[Records provided start]

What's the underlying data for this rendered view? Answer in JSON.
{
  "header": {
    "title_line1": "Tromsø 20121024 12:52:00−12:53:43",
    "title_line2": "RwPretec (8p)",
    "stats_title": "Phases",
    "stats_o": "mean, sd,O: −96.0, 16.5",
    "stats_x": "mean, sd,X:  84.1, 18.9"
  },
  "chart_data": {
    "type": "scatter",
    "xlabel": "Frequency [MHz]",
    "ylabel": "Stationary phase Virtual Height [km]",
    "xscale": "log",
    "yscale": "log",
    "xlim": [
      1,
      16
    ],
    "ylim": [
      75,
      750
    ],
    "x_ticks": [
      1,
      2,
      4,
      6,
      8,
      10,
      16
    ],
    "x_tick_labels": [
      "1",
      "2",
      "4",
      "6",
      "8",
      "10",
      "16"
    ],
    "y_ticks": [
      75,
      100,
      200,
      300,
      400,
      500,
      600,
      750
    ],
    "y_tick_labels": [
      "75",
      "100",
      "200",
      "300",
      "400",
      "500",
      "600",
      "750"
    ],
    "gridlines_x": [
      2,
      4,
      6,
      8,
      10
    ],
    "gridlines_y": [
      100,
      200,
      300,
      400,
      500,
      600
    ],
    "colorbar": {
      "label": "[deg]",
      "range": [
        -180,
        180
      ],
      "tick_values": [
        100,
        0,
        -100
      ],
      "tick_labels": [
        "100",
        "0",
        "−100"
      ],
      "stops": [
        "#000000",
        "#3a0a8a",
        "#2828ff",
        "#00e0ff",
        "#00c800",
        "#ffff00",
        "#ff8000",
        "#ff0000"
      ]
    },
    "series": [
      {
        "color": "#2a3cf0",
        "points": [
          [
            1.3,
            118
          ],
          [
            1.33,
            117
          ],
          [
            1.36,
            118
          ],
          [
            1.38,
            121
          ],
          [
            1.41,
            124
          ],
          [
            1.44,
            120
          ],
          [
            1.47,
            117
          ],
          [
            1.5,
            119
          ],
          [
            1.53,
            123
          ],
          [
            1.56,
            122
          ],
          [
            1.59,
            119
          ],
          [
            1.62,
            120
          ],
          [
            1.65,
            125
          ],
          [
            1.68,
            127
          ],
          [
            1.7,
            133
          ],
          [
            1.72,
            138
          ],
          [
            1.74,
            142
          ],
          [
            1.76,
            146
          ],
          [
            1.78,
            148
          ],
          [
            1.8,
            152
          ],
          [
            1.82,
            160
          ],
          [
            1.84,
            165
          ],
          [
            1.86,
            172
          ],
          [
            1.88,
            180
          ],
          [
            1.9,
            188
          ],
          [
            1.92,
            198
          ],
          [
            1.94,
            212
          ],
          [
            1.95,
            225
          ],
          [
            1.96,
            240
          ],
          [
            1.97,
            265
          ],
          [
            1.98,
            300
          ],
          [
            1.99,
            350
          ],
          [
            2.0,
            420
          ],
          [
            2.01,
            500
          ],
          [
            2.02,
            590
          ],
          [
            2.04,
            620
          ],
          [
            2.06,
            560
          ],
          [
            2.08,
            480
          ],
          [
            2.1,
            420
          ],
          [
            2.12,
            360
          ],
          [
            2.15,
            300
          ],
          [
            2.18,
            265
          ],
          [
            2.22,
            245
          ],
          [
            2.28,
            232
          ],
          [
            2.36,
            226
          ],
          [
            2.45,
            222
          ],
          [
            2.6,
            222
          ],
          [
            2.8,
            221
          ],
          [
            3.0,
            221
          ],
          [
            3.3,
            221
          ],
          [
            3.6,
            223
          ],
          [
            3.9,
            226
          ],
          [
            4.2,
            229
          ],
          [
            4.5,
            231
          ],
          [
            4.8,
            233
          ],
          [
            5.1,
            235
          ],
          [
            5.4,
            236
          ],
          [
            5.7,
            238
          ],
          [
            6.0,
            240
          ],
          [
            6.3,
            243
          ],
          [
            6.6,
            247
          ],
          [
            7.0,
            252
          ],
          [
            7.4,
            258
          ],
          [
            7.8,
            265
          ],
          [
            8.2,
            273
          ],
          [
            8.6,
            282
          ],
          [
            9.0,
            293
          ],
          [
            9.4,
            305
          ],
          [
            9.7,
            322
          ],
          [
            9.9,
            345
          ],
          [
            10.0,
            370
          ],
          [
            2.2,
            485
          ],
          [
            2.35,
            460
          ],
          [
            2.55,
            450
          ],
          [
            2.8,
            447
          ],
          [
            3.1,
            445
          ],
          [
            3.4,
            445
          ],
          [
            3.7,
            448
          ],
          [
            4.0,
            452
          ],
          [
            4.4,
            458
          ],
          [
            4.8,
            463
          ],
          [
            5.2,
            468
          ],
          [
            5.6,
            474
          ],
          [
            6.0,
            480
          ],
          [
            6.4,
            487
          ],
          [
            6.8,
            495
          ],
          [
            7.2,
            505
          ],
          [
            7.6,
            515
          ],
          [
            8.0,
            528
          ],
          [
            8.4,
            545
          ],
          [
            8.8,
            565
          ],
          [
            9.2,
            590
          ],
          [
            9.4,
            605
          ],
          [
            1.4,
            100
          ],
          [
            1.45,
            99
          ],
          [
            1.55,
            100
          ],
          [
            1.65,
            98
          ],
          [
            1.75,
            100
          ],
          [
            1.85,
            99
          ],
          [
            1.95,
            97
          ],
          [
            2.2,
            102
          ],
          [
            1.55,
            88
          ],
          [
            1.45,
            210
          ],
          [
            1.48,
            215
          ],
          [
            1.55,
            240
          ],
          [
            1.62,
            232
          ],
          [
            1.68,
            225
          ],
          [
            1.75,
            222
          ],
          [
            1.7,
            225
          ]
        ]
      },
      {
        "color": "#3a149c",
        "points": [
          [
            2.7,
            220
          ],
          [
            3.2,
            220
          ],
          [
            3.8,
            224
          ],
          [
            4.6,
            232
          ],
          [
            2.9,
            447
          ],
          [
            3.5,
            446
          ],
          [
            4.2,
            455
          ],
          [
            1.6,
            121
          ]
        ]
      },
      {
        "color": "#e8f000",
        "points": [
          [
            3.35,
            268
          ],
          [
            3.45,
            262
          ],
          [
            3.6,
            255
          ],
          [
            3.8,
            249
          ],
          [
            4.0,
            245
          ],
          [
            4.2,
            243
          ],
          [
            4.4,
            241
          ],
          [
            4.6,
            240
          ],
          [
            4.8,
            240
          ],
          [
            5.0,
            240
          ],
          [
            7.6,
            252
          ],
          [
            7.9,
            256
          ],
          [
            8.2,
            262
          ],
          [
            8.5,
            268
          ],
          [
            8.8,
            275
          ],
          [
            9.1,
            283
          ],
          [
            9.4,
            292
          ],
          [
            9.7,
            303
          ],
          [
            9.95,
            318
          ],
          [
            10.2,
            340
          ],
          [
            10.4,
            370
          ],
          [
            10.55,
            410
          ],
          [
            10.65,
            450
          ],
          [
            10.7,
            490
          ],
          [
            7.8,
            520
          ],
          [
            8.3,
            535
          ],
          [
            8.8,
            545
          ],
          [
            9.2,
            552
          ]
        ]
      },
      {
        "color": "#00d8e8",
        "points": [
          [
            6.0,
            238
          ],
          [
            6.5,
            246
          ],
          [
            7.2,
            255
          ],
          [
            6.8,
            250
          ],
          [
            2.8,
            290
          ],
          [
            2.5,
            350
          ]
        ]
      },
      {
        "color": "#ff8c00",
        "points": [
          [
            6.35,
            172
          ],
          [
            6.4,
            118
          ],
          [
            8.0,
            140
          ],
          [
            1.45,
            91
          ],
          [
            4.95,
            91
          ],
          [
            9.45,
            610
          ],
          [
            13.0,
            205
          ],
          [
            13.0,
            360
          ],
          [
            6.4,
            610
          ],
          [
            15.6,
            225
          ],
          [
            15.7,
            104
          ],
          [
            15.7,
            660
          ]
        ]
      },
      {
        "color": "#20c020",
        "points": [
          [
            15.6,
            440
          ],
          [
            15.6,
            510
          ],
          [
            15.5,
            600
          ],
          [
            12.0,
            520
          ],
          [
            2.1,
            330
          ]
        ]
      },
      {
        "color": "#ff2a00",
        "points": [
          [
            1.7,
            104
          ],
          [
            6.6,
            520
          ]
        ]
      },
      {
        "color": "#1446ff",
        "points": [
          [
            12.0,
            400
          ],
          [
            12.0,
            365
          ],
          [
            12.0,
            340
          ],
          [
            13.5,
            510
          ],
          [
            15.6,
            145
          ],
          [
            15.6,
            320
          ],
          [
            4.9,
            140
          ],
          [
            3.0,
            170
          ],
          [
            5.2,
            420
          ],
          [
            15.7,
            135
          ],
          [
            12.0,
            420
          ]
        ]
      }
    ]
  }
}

[Records provided end]

• **Work to do**
Extract all lines from the material above that include the word "mean".

• **Answer**
    "stats_o": "mean, sd,O: −96.0, 16.5",
    "stats_x": "mean, sd,X:  84.1, 18.9"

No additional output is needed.